What is asked:
Repeat what the lines below say, word for word, and skip every image.

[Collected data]

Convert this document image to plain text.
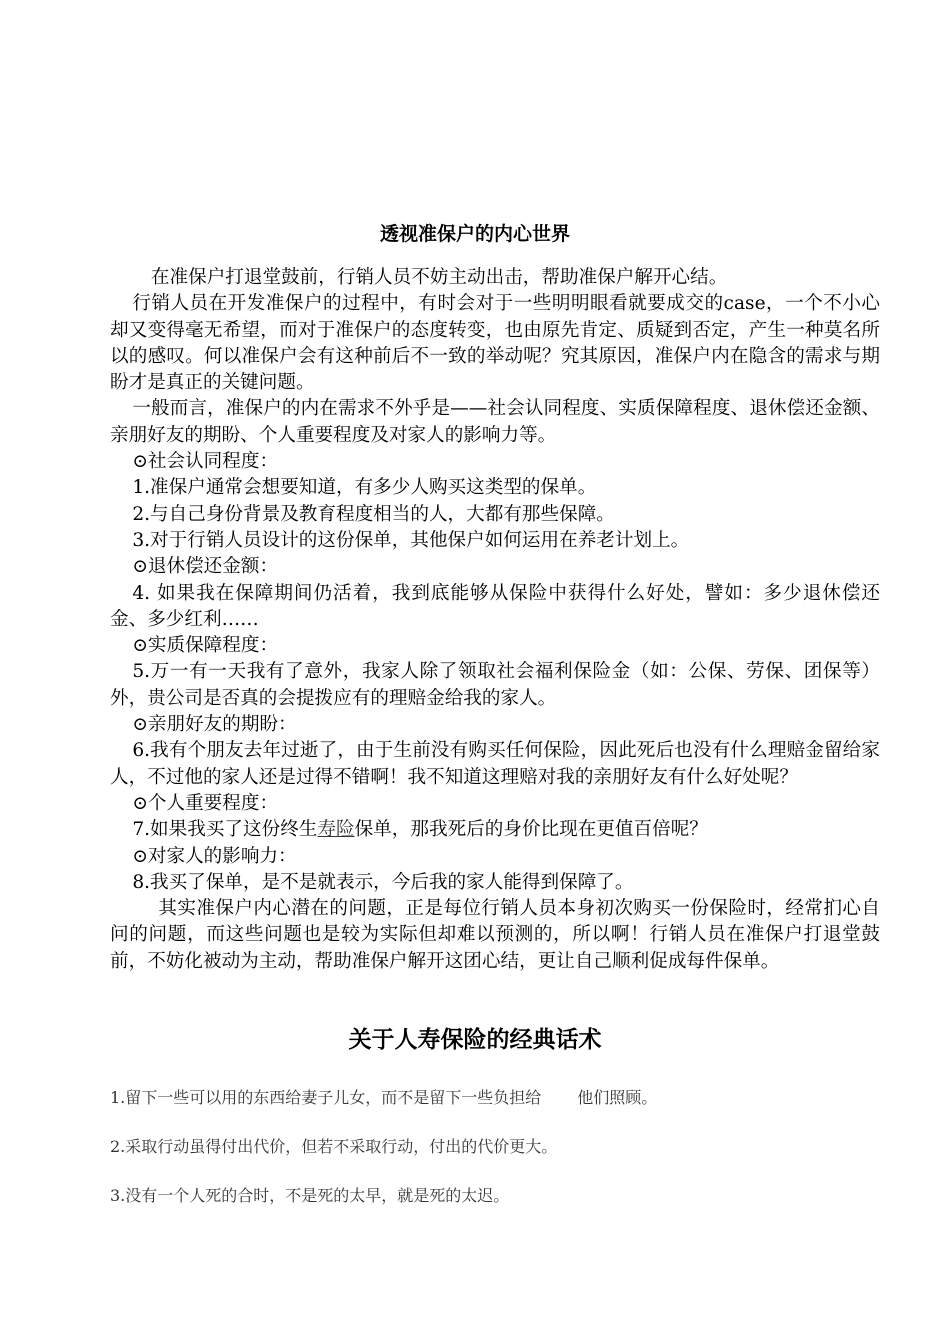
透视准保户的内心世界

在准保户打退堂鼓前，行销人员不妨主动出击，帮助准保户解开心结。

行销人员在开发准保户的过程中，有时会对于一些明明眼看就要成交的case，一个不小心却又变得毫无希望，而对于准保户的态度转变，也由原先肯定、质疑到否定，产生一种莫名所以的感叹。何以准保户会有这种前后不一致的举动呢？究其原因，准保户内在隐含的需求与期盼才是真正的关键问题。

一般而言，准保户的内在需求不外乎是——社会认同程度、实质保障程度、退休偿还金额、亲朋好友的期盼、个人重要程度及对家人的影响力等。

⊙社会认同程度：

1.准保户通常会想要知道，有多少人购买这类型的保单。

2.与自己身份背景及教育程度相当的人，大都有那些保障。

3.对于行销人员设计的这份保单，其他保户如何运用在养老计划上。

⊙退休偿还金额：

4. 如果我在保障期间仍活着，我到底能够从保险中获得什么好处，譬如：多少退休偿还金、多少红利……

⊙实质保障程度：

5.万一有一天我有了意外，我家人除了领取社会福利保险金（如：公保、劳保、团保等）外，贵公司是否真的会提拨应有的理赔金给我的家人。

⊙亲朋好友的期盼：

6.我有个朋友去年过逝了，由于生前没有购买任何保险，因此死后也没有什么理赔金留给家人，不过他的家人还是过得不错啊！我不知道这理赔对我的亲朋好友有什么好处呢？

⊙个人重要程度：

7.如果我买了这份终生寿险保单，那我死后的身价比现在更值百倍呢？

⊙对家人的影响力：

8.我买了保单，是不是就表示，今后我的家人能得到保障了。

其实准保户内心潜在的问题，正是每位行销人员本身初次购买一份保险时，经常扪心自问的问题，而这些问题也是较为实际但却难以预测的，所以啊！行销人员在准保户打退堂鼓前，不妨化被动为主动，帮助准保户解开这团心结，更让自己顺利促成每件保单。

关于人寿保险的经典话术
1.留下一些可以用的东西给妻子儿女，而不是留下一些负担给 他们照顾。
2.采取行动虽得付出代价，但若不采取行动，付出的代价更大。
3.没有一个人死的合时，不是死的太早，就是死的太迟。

In response:
Convert this document image to plain text.
透视准保户的内心世界

在准保户打退堂鼓前，行销人员不妨主动出击，帮助准保户解开心结。

行销人员在开发准保户的过程中，有时会对于一些明明眼看就要成交的case，一个不小心却又变得毫无希望，而对于准保户的态度转变，也由原先肯定、质疑到否定，产生一种莫名所以的感叹。何以准保户会有这种前后不一致的举动呢？究其原因，准保户内在隐含的需求与期盼才是真正的关键问题。

一般而言，准保户的内在需求不外乎是——社会认同程度、实质保障程度、退休偿还金额、亲朋好友的期盼、个人重要程度及对家人的影响力等。

⊙社会认同程度：

1.准保户通常会想要知道，有多少人购买这类型的保单。

2.与自己身份背景及教育程度相当的人，大都有那些保障。

3.对于行销人员设计的这份保单，其他保户如何运用在养老计划上。

⊙退休偿还金额：

4. 如果我在保障期间仍活着，我到底能够从保险中获得什么好处，譬如：多少退休偿还金、多少红利……

⊙实质保障程度：

5.万一有一天我有了意外，我家人除了领取社会福利保险金（如：公保、劳保、团保等）外，贵公司是否真的会提拨应有的理赔金给我的家人。

⊙亲朋好友的期盼：

6.我有个朋友去年过逝了，由于生前没有购买任何保险，因此死后也没有什么理赔金留给家人，不过他的家人还是过得不错啊！我不知道这理赔对我的亲朋好友有什么好处呢？

⊙个人重要程度：

7.如果我买了这份终生寿险保单，那我死后的身价比现在更值百倍呢？

⊙对家人的影响力：

8.我买了保单，是不是就表示，今后我的家人能得到保障了。

其实准保户内心潜在的问题，正是每位行销人员本身初次购买一份保险时，经常扪心自问的问题，而这些问题也是较为实际但却难以预测的，所以啊！行销人员在准保户打退堂鼓前，不妨化被动为主动，帮助准保户解开这团心结，更让自己顺利促成每件保单。

关于人寿保险的经典话术
1.留下一些可以用的东西给妻子儿女，而不是留下一些负担给 他们照顾。
2.采取行动虽得付出代价，但若不采取行动，付出的代价更大。
3.没有一个人死的合时，不是死的太早，就是死的太迟。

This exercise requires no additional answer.